--- BEGIN Supplied material ---

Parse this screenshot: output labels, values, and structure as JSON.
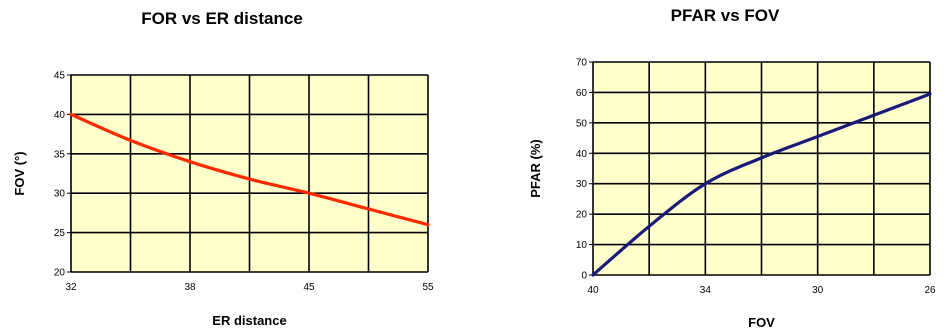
{
  "chart_data": [
    {
      "type": "line",
      "title": "FOR  vs ER  distance",
      "xlabel": "ER distance",
      "ylabel": "FOV (°)",
      "x_ticks": [
        "32",
        "38",
        "45",
        "55"
      ],
      "y_ticks": [
        "20",
        "25",
        "30",
        "35",
        "40",
        "45"
      ],
      "ylim": [
        20,
        45
      ],
      "grid": true,
      "line_color": "#ff2a00",
      "series": [
        {
          "x": [
            0,
            0.5,
            1,
            1.5,
            2,
            2.5,
            3
          ],
          "y": [
            40,
            36.7,
            34,
            31.8,
            30,
            28,
            26
          ]
        }
      ]
    },
    {
      "type": "line",
      "title": "PFAR vs FOV",
      "xlabel": "FOV",
      "ylabel": "PFAR (%)",
      "x_ticks": [
        "40",
        "34",
        "30",
        "26"
      ],
      "y_ticks": [
        "0",
        "10",
        "20",
        "30",
        "40",
        "50",
        "60",
        "70"
      ],
      "ylim": [
        0,
        70
      ],
      "grid": true,
      "line_color": "#1a1a7a",
      "series": [
        {
          "x": [
            0,
            0.5,
            1,
            1.5,
            2,
            2.5,
            3
          ],
          "y": [
            0,
            16,
            30,
            38.5,
            45.5,
            52.5,
            59.5
          ]
        }
      ]
    }
  ]
}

--- END Supplied material ---

# What you are asked to do:
Print all the records again exactly; do not include any picture.

# The response:
Parse this screenshot: output labels, values, and structure as JSON.
{
  "chart_data": [
    {
      "type": "line",
      "title": "FOR  vs ER  distance",
      "xlabel": "ER distance",
      "ylabel": "FOV (°)",
      "x_ticks": [
        "32",
        "38",
        "45",
        "55"
      ],
      "y_ticks": [
        "20",
        "25",
        "30",
        "35",
        "40",
        "45"
      ],
      "ylim": [
        20,
        45
      ],
      "grid": true,
      "line_color": "#ff2a00",
      "series": [
        {
          "x": [
            0,
            0.5,
            1,
            1.5,
            2,
            2.5,
            3
          ],
          "y": [
            40,
            36.7,
            34,
            31.8,
            30,
            28,
            26
          ]
        }
      ]
    },
    {
      "type": "line",
      "title": "PFAR vs FOV",
      "xlabel": "FOV",
      "ylabel": "PFAR (%)",
      "x_ticks": [
        "40",
        "34",
        "30",
        "26"
      ],
      "y_ticks": [
        "0",
        "10",
        "20",
        "30",
        "40",
        "50",
        "60",
        "70"
      ],
      "ylim": [
        0,
        70
      ],
      "grid": true,
      "line_color": "#1a1a7a",
      "series": [
        {
          "x": [
            0,
            0.5,
            1,
            1.5,
            2,
            2.5,
            3
          ],
          "y": [
            0,
            16,
            30,
            38.5,
            45.5,
            52.5,
            59.5
          ]
        }
      ]
    }
  ]
}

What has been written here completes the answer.